Consigne A »
Selon le texte retenu, en quelle année Mario Vargas Llosa a-t-il reçu le prix Nobel de littérature ?
──────── Texte retenu
Titre original : "El paraíso en la otra esquina"
Traduction
d'Albert Bensoussan avec la collab. d'Anne-Marie Casès
(Paris
: Gallimard, 2003)
Pour qui aime les romans historiques, voici un roman de Mario Vargas Llosa qui revient sur deux destins marqués par les utopies sociales et esthétiques du XIXe siècle : celui de Flora Tristan et celui de son petit-fils, Paul Gauguin.
Ce livre a été traduit en français l'année même où il a été publié en espagnol. C'est que Vargas Llosa, figure importante du boom éditorial et littéraire de la littérature latino-américaine dans les années 60-70, prix Nobel de littérature en 2010 et, désormais, étoile de La Pléiade est un des « classiques » de la littérature contemporaine.
Le paradis un peu plus loin saisit les deux personnages historiques dans les dernières années de leur existence : Flora, intransigeante et intègre, tente de mettre en œuvre son projet d'Union ouvrière qui doit changer la société. Paul, licencieux et provocateur, tourne le dos à la civilisation et part à Tahiti pour créer un art sauvage et libre. Deux visages de l'absolu que rien ne semble rapprocher : Flora veut changer le monde, Paul veut s'en écarter. Flora est profondément humaniste. Paul cherche à s'animaliser. Pour Flora, l'art est accessoire ; pour Gauguin, c'est une activité vitale. Flora s'exaspère de voir l’Église abonder la soumission et l'exploitation. Paul cherche un art qui renoue avec la force spirituelle des rituels païens. Flora se méfie de l'amour qui assujettit les femmes. Paul est un jouisseur pour qui le sexe est une libération.
Mais, malgré ces différences, la grand-mère et le petit-fils ont pour points communs le radicalisme de leur engagement et la conviction que leur action touche à des questions existentielles : Pour Flora Tristan, l'amélioration de la condition ouvrière et féminine ; pour Paul Gauguin, l'élaboration d'un art qui réintègre la vie. Le roman entrelace d'un chapitre à l'autre le destin des deux personnages mettant en valeur leurs différences et leurs ressemblances et ce « tu » dont le narrateur les apostrophe, nous rapproche d'eux et les rend tous deux, chacun selon sa trajectoire, attachants.
Mais le premier intérêt de ce livre est que, non content de reconstituer minutieusement ces deux vies exceptionnelles, il nous plonge dans les messianismes, les doctrines et les mouvements qui ont précédé et façonné notre monde contemporain : saint-simonisme ou fouriérisme, symbolisme ou impressionnisme... Nous croisons au fil de la lecture les grandes figures politiques et artistiques du XIXe siècle : le père Lamennais, défenseur de la liberté des cultes, Proudhon, Éléonore Blanc, porte parole des ouvriers lyonnais, O'Connel qui défendait au parlement anglais l'abolition de l'esclavage, Mallarmé ou Pissarro.
────────────────
Consigne B »
Reproduisez tels quels les enregistrements, depuis leur première ligne jusqu'à celle qui contient « table-row: HTR 2 », ces deux lignes comprises.
──────── Lignes de données
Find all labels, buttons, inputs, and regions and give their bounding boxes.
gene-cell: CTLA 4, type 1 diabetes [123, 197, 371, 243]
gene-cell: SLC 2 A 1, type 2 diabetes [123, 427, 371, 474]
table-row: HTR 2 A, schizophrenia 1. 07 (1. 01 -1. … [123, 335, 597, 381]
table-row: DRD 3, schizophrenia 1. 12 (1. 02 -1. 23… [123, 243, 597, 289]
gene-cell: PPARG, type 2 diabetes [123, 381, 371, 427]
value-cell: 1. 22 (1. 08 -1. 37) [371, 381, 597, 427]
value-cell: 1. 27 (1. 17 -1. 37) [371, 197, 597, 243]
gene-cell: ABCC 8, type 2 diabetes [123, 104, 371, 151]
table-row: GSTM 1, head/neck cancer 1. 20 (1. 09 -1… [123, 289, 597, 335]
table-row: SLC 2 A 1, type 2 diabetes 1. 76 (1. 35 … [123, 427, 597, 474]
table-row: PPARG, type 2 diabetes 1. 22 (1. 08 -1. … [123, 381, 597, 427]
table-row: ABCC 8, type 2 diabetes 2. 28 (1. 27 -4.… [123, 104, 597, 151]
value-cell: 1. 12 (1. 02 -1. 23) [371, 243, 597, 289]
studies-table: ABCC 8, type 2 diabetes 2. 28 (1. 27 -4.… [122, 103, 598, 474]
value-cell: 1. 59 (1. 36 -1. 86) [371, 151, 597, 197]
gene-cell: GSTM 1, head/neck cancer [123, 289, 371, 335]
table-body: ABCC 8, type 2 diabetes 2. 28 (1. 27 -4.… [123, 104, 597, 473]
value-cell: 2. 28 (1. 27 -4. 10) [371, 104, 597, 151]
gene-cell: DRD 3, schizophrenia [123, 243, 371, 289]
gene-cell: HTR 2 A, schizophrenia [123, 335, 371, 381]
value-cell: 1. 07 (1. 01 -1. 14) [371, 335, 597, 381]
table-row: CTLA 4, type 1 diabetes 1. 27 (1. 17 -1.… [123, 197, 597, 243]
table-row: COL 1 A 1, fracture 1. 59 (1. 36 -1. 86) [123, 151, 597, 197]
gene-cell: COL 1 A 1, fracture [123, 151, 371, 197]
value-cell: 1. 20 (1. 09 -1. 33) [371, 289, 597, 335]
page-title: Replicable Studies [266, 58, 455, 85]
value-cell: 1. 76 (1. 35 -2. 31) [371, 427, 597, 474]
────────────────
Résultat obtenu A »
En 2010.

Résultat obtenu B »
Find all labels, buttons, inputs, and regions and give their bounding boxes.
gene-cell: CTLA 4, type 1 diabetes [123, 197, 371, 243]
gene-cell: SLC 2 A 1, type 2 diabetes [123, 427, 371, 474]
table-row: HTR 2 A, schizophrenia 1. 07 (1. 01 -1. … [123, 335, 597, 381]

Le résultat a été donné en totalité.